- [What to produce]
Check every line of the entries below for the word "традиционных", and copy the ones that have it.

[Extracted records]
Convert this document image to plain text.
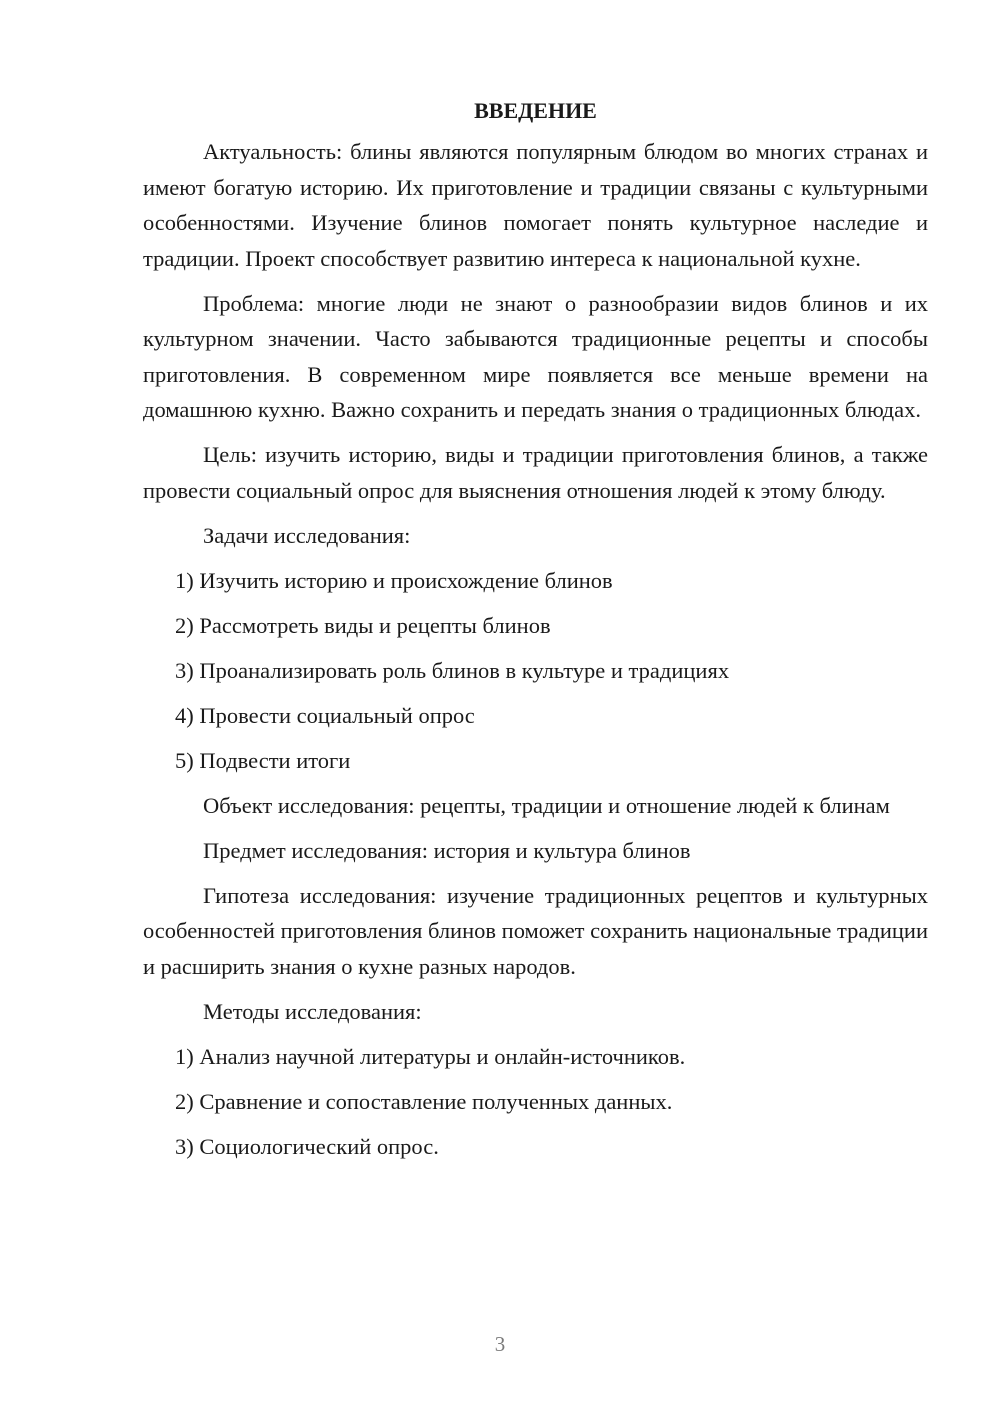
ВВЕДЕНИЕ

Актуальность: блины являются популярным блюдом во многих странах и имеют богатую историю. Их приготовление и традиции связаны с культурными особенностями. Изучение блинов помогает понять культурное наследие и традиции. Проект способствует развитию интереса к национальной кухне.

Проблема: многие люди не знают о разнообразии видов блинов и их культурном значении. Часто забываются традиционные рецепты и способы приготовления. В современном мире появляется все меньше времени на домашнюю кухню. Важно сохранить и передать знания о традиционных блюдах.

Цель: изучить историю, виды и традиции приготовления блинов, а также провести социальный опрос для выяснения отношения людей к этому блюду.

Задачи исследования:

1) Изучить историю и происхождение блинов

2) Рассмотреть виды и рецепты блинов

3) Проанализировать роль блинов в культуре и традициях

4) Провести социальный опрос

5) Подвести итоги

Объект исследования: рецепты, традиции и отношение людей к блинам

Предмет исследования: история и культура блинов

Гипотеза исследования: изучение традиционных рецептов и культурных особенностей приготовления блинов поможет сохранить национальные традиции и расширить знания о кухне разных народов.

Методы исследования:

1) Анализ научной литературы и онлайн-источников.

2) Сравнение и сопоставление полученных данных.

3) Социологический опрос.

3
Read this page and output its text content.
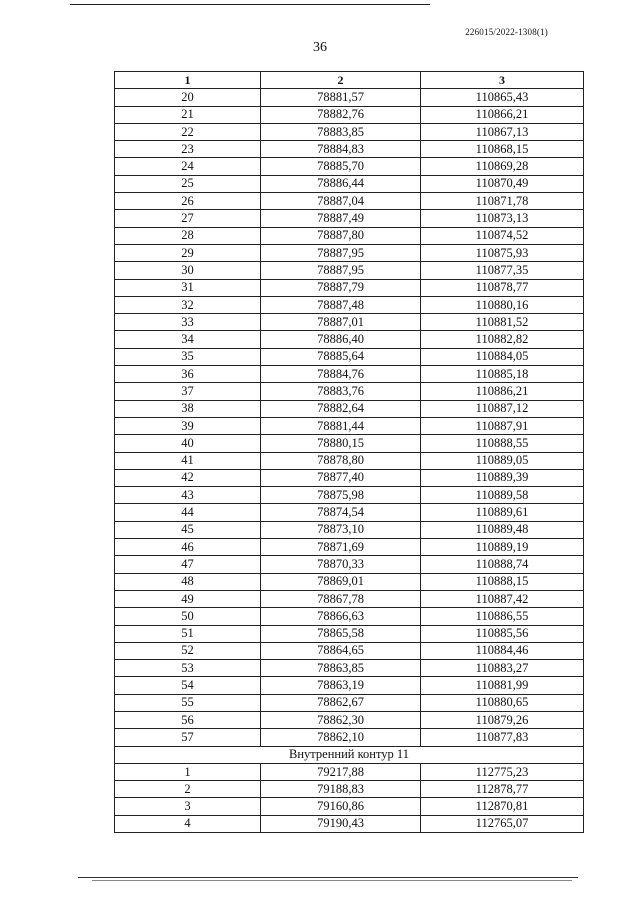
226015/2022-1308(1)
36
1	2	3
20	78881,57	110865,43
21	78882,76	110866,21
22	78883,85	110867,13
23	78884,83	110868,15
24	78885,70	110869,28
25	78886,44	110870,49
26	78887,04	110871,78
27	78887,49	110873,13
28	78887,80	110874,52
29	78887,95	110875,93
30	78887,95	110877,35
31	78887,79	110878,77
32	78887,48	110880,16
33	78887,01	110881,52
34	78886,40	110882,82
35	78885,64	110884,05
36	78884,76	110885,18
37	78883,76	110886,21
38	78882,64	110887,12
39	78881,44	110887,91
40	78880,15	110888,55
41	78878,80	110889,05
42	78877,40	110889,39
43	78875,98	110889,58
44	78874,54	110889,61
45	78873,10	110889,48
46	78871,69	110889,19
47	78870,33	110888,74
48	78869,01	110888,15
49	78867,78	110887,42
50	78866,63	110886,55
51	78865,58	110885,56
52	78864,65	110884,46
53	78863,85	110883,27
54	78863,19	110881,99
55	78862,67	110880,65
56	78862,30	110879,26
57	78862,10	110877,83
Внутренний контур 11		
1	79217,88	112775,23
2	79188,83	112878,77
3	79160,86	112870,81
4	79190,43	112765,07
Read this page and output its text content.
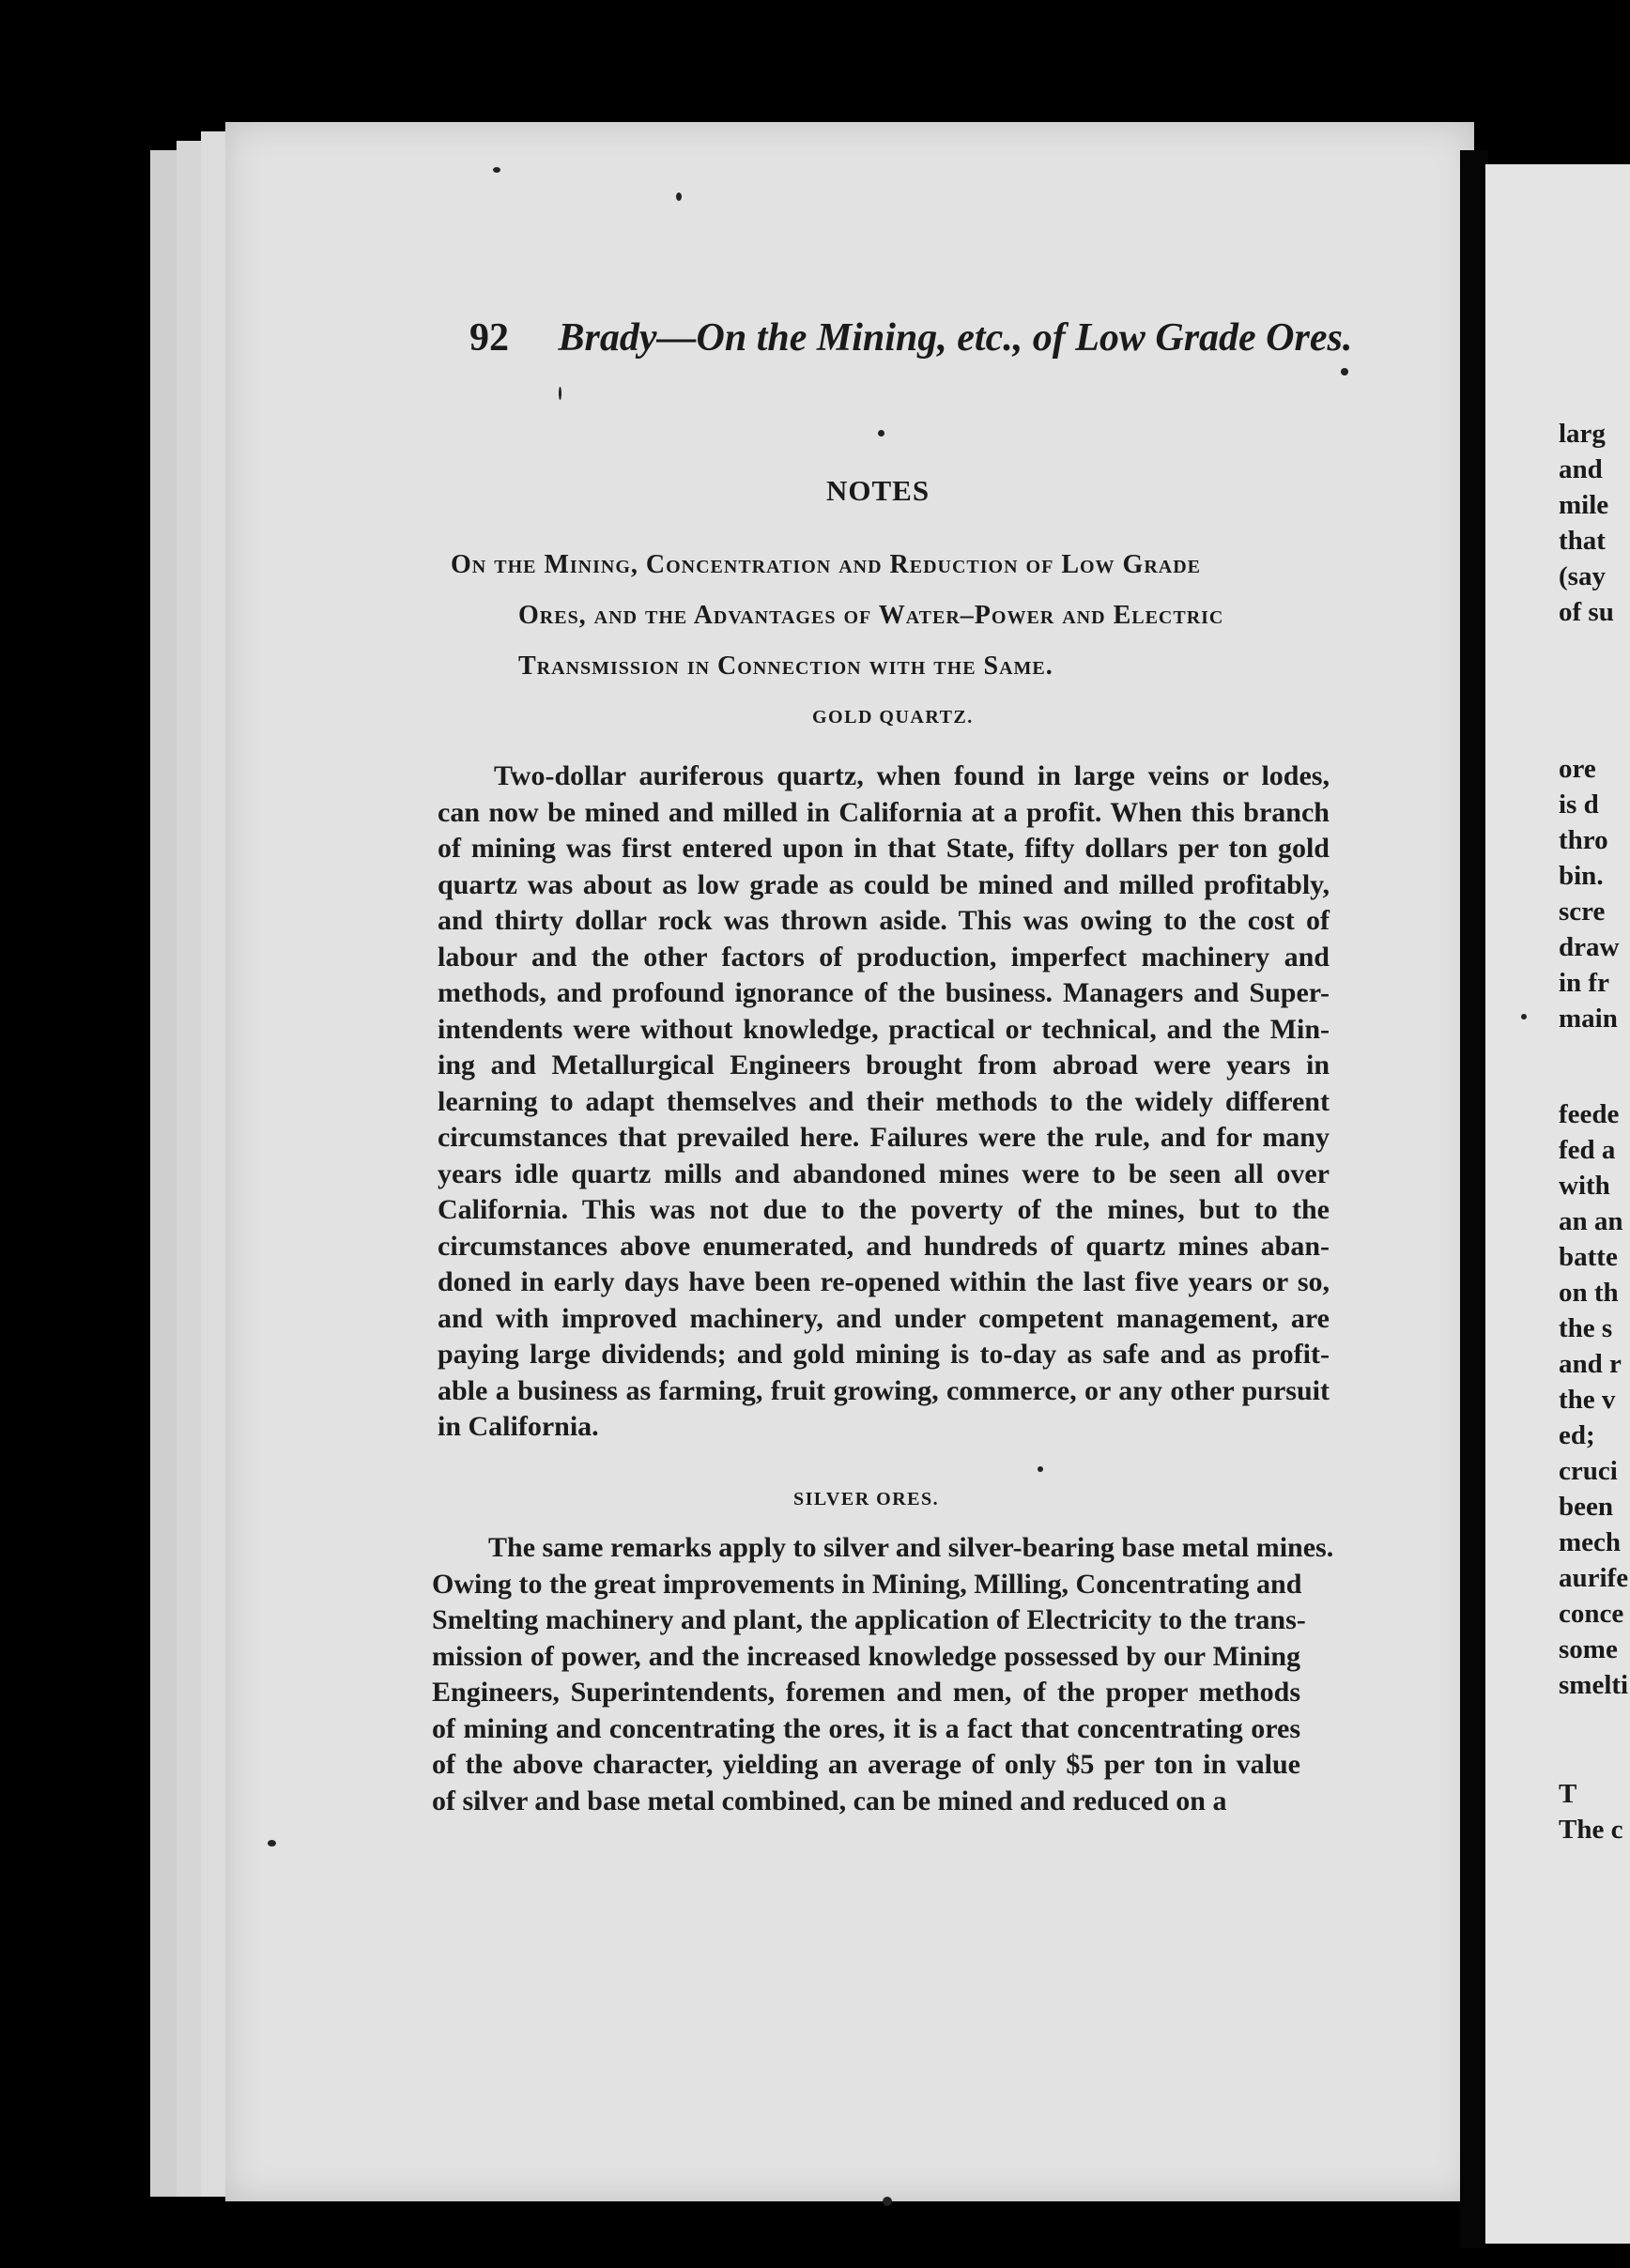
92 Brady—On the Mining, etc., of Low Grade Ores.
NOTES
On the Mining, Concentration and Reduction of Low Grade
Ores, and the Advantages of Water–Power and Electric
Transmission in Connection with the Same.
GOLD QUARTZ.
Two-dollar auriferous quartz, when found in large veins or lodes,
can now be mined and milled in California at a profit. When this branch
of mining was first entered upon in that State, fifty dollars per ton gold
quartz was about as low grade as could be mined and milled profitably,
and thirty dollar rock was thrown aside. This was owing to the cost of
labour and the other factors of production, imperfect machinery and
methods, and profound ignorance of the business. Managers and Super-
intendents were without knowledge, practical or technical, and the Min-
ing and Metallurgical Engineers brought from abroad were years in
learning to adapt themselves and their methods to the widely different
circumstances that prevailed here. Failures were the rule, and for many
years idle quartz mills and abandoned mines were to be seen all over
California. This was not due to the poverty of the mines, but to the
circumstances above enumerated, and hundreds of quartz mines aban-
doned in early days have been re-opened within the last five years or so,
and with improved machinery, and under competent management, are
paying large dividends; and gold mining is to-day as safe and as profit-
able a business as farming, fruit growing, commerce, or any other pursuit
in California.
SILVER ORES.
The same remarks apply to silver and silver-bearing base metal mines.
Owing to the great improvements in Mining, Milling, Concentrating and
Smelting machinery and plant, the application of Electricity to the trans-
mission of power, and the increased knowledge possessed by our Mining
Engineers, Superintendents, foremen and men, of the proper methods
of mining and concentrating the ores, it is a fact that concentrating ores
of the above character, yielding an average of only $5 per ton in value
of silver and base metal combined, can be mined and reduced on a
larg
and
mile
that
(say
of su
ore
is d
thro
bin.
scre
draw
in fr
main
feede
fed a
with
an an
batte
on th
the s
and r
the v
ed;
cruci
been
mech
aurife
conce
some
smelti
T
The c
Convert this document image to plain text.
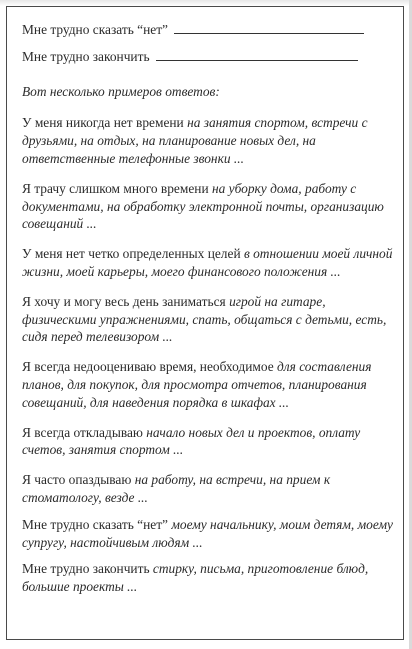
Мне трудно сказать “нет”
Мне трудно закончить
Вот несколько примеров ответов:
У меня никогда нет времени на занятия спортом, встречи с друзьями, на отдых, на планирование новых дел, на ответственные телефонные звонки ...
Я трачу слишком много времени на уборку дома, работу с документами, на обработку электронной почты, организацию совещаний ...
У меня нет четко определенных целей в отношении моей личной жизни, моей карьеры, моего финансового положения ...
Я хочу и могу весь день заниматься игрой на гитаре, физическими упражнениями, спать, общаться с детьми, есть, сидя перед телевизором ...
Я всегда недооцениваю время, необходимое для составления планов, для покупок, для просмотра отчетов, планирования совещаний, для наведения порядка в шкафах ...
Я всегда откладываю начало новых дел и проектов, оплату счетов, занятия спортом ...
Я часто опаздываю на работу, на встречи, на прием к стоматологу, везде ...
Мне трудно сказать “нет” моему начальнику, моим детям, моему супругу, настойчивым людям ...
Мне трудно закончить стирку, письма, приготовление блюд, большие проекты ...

- [Finished answer]
Проблема: многие люди не знают о разнообразии видов блинов и их культурном значении. Часто забываются традиционные рецепты и способы приготовления. В современном мире появляется все меньше времени на домашнюю кухню. Важно сохранить и передать знания о традиционных блюдах.
Гипотеза исследования: изучение традиционных рецептов и культурных особенностей приготовления блинов поможет сохранить национальные традиции и расширить знания о кухне разных народов.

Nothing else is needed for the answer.